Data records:
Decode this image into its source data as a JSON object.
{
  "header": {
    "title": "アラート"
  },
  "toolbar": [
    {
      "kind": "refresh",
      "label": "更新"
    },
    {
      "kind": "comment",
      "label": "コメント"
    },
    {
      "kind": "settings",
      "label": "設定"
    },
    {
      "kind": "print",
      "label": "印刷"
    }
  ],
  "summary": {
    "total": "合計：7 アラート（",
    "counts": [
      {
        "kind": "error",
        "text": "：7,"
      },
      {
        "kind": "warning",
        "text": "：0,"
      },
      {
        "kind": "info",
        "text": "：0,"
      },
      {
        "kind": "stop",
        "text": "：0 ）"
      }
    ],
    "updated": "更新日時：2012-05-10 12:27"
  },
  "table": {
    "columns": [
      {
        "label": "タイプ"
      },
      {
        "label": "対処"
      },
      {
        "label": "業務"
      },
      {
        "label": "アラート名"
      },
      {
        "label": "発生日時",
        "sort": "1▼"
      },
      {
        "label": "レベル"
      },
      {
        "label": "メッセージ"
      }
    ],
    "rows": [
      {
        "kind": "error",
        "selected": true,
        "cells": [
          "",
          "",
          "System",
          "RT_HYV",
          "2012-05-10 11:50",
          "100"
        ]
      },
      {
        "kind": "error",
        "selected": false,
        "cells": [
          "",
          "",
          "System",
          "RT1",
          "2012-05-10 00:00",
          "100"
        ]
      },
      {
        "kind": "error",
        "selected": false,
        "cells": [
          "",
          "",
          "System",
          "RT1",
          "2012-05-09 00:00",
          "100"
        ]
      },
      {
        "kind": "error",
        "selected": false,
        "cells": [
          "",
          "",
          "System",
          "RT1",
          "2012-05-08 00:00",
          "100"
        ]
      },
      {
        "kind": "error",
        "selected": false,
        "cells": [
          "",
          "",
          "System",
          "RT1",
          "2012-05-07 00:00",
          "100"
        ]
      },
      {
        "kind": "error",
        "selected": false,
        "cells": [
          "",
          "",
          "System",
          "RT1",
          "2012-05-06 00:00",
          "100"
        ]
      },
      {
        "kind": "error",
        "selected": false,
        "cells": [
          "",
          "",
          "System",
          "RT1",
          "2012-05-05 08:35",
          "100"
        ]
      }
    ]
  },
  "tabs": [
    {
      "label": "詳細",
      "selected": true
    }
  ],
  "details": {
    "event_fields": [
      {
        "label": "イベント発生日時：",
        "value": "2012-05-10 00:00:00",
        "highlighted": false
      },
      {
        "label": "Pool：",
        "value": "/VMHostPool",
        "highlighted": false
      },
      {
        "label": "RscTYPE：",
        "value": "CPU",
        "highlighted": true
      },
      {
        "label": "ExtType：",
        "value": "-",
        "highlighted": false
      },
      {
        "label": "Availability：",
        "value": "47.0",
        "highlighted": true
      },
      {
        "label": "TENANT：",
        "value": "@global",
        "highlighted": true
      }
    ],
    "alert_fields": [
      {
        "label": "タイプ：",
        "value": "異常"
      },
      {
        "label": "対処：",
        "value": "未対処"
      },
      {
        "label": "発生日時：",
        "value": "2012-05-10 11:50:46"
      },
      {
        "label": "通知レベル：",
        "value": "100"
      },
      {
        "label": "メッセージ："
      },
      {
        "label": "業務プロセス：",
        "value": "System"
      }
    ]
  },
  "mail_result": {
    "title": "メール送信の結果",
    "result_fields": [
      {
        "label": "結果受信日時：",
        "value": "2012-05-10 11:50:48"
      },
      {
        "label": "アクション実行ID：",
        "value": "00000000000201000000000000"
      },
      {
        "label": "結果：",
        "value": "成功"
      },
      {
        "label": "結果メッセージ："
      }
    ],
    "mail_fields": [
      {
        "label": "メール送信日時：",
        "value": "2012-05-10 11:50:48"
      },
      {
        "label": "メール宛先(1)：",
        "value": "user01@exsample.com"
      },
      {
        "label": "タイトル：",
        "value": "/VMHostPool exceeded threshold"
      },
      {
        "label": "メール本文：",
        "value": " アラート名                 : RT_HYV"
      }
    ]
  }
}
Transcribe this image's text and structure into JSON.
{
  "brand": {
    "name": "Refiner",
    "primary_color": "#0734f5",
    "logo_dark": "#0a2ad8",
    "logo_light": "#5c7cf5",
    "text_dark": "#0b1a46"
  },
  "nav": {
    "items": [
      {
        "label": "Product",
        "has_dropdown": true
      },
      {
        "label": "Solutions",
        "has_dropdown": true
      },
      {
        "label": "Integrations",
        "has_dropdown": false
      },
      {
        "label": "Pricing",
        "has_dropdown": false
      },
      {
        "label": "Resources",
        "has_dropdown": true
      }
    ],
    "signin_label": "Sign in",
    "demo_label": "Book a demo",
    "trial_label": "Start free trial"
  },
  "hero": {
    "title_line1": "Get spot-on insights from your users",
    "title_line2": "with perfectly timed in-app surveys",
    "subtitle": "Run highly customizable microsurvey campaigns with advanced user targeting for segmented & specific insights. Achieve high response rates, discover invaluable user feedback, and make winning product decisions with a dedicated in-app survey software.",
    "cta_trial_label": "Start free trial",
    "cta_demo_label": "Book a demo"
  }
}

GIVEN TASK>
All of the records must be retyped exactly as they are.

SOLUTION TO THE EXERCISE>
Decode this image into its source data as a JSON object.
{
  "header": {
    "title": "アラート"
  },
  "toolbar": [
    {
      "kind": "refresh",
      "label": "更新"
    },
    {
      "kind": "comment",
      "label": "コメント"
    },
    {
      "kind": "settings",
      "label": "設定"
    },
    {
      "kind": "print",
      "label": "印刷"
    }
  ],
  "summary": {
    "total": "合計：7 アラート（",
    "counts": [
      {
        "kind": "error",
        "text": "：7,"
      },
      {
        "kind": "warning",
        "text": "：0,"
      },
      {
        "kind": "info",
        "text": "：0,"
      },
      {
        "kind": "stop",
        "text": "：0 ）"
      }
    ],
    "updated": "更新日時：2012-05-10 12:27"
  },
  "table": {
    "columns": [
      {
        "label": "タイプ"
      },
      {
        "label": "対処"
      },
      {
        "label": "業務"
      },
      {
        "label": "アラート名"
      },
      {
        "label": "発生日時",
        "sort": "1▼"
      },
      {
        "label": "レベル"
      },
      {
        "label": "メッセージ"
      }
    ],
    "rows": [
      {
        "kind": "error",
        "selected": true,
        "cells": [
          "",
          "",
          "System",
          "RT_HYV",
          "2012-05-10 11:50",
          "100"
        ]
      },
      {
        "kind": "error",
        "selected": false,
        "cells": [
          "",
          "",
          "System",
          "RT1",
          "2012-05-10 00:00",
          "100"
        ]
      },
      {
        "kind": "error",
        "selected": false,
        "cells": [
          "",
          "",
          "System",
          "RT1",
          "2012-05-09 00:00",
          "100"
        ]
      },
      {
        "kind": "error",
        "selected": false,
        "cells": [
          "",
          "",
          "System",
          "RT1",
          "2012-05-08 00:00",
          "100"
        ]
      },
      {
        "kind": "error",
        "selected": false,
        "cells": [
          "",
          "",
          "System",
          "RT1",
          "2012-05-07 00:00",
          "100"
        ]
      },
      {
        "kind": "error",
        "selected": false,
        "cells": [
          "",
          "",
          "System",
          "RT1",
          "2012-05-06 00:00",
          "100"
        ]
      },
      {
        "kind": "error",
        "selected": false,
        "cells": [
          "",
          "",
          "System",
          "RT1",
          "2012-05-05 08:35",
          "100"
        ]
      }
    ]
  },
  "tabs": [
    {
      "label": "詳細",
      "selected": true
    }
  ],
  "details": {
    "event_fields": [
      {
        "label": "イベント発生日時：",
        "value": "2012-05-10 00:00:00",
        "highlighted": false
      },
      {
        "label": "Pool：",
        "value": "/VMHostPool",
        "highlighted": false
      },
      {
        "label": "RscTYPE：",
        "value": "CPU",
        "highlighted": true
      },
      {
        "label": "ExtType：",
        "value": "-",
        "highlighted": false
      },
      {
        "label": "Availability：",
        "value": "47.0",
        "highlighted": true
      },
      {
        "label": "TENANT：",
        "value": "@global",
        "highlighted": true
      }
    ],
    "alert_fields": [
      {
        "label": "タイプ：",
        "value": "異常"
      },
      {
        "label": "対処：",
        "value": "未対処"
      },
      {
        "label": "発生日時：",
        "value": "2012-05-10 11:50:46"
      },
      {
        "label": "通知レベル：",
        "value": "100"
      },
      {
        "label": "メッセージ："
      },
      {
        "label": "業務プロセス：",
        "value": "System"
      }
    ]
  },
  "mail_result": {
    "title": "メール送信の結果",
    "result_fields": [
      {
        "label": "結果受信日時：",
        "value": "2012-05-10 11:50:48"
      },
      {
        "label": "アクション実行ID：",
        "value": "00000000000201000000000000"
      },
      {
        "label": "結果：",
        "value": "成功"
      },
      {
        "label": "結果メッセージ："
      }
    ],
    "mail_fields": [
      {
        "label": "メール送信日時：",
        "value": "2012-05-10 11:50:48"
      },
      {
        "label": "メール宛先(1)：",
        "value": "user01@exsample.com"
      },
      {
        "label": "タイトル：",
        "value": "/VMHostPool exceeded threshold"
      },
      {
        "label": "メール本文：",
        "value": " アラート名                 : RT_HYV"
      }
    ]
  }
}
Transcribe this image's text and structure into JSON.
{
  "brand": {
    "name": "Refiner",
    "primary_color": "#0734f5",
    "logo_dark": "#0a2ad8",
    "logo_light": "#5c7cf5",
    "text_dark": "#0b1a46"
  },
  "nav": {
    "items": [
      {
        "label": "Product",
        "has_dropdown": true
      },
      {
        "label": "Solutions",
        "has_dropdown": true
      },
      {
        "label": "Integrations",
        "has_dropdown": false
      },
      {
        "label": "Pricing",
        "has_dropdown": false
      },
      {
        "label": "Resources",
        "has_dropdown": true
      }
    ],
    "signin_label": "Sign in",
    "demo_label": "Book a demo",
    "trial_label": "Start free trial"
  },
  "hero": {
    "title_line1": "Get spot-on insights from your users",
    "title_line2": "with perfectly timed in-app surveys",
    "subtitle": "Run highly customizable microsurvey campaigns with advanced user targeting for segmented & specific insights. Achieve high response rates, discover invaluable user feedback, and make winning product decisions with a dedicated in-app survey software.",
    "cta_trial_label": "Start free trial",
    "cta_demo_label": "Book a demo"
  }
}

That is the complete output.